§ Extract to read
## begin

BBC 2 rocks online mate! If I see you on we'll squad up, blows MW2 out the water!


----------



## robj20 (Jan 20, 2009)

Fallout 3
Bioshock 2
infamous
uncharted 2
wolfenstein
fear 2
resistance 2


----------



## winrya (Aug 4, 2006)

lpoolck said:


> Uncharted 2 (PS3)


The best game i've ever played IMO!


----------



## wolliwuk (Feb 11, 2008)

Uncharted 2 (PS3)
Final Fantasy XIII (xbox)
MW2 .... only problem was the story is a bit short (xbox)


----------



## littlejack (Jun 11, 2008)

Got too be gears of war 2 cant wait for the new one out in 2011


----------



## dew1911 (Jun 9, 2009)

Between Forza 3 and Split/Screen Velocity for me


----------



## Eddy (Apr 13, 2008)

Mw2
fifa 10


----------



## Needs a clean (May 24, 2008)

Im still a massive Halo 3 fan, and Grid Racedriver fan.

## end

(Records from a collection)
## begin

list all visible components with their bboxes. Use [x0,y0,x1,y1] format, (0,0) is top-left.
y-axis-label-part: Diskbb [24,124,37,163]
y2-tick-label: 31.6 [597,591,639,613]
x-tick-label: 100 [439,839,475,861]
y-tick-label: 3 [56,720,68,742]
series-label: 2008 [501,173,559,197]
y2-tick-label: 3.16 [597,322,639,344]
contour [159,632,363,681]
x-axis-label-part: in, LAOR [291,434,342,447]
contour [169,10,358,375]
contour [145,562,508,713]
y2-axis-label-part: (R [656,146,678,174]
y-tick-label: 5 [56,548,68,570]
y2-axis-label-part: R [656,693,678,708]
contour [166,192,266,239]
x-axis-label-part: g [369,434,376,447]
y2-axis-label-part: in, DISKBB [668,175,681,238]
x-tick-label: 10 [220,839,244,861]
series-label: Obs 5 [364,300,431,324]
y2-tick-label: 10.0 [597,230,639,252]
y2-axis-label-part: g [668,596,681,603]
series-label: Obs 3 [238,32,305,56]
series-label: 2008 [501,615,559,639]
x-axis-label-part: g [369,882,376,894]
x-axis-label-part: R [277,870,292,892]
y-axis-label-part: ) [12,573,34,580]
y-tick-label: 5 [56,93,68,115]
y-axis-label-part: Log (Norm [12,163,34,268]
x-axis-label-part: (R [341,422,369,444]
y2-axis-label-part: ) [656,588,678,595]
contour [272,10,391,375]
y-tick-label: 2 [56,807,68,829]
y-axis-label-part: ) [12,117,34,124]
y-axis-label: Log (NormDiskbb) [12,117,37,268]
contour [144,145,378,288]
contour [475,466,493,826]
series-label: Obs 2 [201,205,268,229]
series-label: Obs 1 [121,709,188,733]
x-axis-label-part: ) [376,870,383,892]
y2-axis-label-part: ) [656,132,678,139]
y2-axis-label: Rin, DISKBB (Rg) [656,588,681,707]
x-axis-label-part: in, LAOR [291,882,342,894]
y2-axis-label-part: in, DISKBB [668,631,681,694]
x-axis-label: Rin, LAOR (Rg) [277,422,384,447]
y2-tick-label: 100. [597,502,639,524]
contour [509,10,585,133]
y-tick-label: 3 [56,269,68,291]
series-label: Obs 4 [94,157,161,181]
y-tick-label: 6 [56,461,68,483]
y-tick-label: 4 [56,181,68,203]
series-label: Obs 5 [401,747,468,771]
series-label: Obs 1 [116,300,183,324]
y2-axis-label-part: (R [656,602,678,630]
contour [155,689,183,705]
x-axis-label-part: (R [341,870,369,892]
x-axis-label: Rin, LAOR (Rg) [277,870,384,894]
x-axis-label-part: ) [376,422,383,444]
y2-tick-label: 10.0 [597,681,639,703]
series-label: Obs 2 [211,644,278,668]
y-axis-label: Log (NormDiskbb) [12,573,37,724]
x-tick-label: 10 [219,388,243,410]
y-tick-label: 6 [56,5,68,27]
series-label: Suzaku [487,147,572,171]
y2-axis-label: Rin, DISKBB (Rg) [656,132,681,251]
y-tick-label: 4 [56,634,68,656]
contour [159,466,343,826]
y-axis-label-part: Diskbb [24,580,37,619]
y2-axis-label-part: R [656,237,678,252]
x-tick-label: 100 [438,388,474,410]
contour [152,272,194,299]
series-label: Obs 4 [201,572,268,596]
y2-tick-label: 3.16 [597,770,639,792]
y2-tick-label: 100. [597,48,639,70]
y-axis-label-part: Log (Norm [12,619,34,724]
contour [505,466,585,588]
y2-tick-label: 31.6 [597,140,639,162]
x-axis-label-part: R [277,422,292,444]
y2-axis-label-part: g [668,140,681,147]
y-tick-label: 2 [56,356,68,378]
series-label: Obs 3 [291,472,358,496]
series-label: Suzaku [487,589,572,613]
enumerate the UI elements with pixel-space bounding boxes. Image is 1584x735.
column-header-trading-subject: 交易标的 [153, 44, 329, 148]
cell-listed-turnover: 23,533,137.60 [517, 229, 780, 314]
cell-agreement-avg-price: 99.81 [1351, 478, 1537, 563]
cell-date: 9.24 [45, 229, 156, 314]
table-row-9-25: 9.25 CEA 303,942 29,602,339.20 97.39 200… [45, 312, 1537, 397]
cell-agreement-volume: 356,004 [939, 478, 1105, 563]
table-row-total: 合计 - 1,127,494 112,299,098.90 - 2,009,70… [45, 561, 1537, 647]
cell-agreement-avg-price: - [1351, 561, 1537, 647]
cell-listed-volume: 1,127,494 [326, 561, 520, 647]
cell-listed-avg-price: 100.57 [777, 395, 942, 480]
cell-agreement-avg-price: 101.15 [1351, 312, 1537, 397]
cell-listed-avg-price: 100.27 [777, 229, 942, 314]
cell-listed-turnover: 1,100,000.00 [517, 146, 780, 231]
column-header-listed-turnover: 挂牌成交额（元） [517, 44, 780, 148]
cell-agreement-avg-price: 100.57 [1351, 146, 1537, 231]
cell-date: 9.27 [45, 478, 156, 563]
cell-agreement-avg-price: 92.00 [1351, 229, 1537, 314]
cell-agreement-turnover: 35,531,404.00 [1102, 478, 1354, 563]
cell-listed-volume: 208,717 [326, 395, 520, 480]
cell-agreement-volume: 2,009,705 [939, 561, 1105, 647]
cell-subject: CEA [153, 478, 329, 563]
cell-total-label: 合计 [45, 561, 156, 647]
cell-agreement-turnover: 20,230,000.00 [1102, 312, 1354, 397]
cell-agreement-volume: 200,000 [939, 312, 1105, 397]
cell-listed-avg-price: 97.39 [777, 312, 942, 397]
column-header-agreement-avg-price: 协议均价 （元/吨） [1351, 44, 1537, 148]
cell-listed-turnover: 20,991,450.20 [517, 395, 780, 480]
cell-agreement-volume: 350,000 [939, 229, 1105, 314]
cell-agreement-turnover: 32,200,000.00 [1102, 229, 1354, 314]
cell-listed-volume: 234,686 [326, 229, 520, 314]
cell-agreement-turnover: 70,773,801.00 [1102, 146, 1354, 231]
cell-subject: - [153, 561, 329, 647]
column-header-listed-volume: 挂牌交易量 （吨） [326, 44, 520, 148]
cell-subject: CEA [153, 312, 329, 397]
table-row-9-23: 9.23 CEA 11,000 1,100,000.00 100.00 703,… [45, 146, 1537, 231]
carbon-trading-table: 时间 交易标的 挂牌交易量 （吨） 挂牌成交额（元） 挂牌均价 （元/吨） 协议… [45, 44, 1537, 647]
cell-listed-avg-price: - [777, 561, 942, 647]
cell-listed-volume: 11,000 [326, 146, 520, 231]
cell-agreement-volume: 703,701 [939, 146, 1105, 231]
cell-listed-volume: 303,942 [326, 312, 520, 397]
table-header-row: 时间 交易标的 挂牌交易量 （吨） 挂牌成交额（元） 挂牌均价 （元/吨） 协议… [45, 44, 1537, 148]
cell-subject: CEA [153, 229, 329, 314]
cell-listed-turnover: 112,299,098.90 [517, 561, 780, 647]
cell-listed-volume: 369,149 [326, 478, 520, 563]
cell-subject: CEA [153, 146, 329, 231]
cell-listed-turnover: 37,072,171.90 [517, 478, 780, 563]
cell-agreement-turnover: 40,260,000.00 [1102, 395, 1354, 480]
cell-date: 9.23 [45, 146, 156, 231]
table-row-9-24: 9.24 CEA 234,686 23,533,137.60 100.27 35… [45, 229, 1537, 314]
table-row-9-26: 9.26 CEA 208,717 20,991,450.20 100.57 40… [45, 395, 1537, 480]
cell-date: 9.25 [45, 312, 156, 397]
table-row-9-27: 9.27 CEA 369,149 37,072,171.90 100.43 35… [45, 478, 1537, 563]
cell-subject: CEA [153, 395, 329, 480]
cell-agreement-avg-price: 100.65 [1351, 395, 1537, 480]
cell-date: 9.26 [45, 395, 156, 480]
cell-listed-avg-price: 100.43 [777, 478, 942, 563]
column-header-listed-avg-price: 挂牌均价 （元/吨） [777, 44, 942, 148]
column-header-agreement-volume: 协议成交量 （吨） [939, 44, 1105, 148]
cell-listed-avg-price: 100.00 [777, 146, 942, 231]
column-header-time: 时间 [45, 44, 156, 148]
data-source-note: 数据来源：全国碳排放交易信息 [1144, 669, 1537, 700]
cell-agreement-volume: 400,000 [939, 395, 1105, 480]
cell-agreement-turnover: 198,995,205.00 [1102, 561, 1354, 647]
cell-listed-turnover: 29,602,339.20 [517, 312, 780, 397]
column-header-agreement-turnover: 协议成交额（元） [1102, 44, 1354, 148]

## end

§ To be done
A) According to the gaming forum thread, what problem does wolliwuk mention with MW2?
B) Pick up the gaming forum thread after its final post and continue it.
The material has no connection to the gaming forum thread.

§ Expected answers
A) The story is a bit short.

B)
Gears of War 2 was also a goodun for me too.

COD MW2 goes without saying.


----------



## Leemack (Mar 6, 2009)

MW2 and only MW2 :thumb:


----------



## Alex_225 (Feb 7, 2008)

Forza 3
Left 4 Dead II

Currently on Alien Vs Predator and rather in enjoying it too.


----------



## Guest (Jun 4, 2010)

Just thought I'd rekindle this one....

MW2 and Fallout 3 but have a copy of RDR waiting for me at home


----------



## Gruffs (Dec 10, 2007)

Hide the sausage!


Not that sort of game?

Fifa 10 on the Wii. Simple footy game that's not too hard to play.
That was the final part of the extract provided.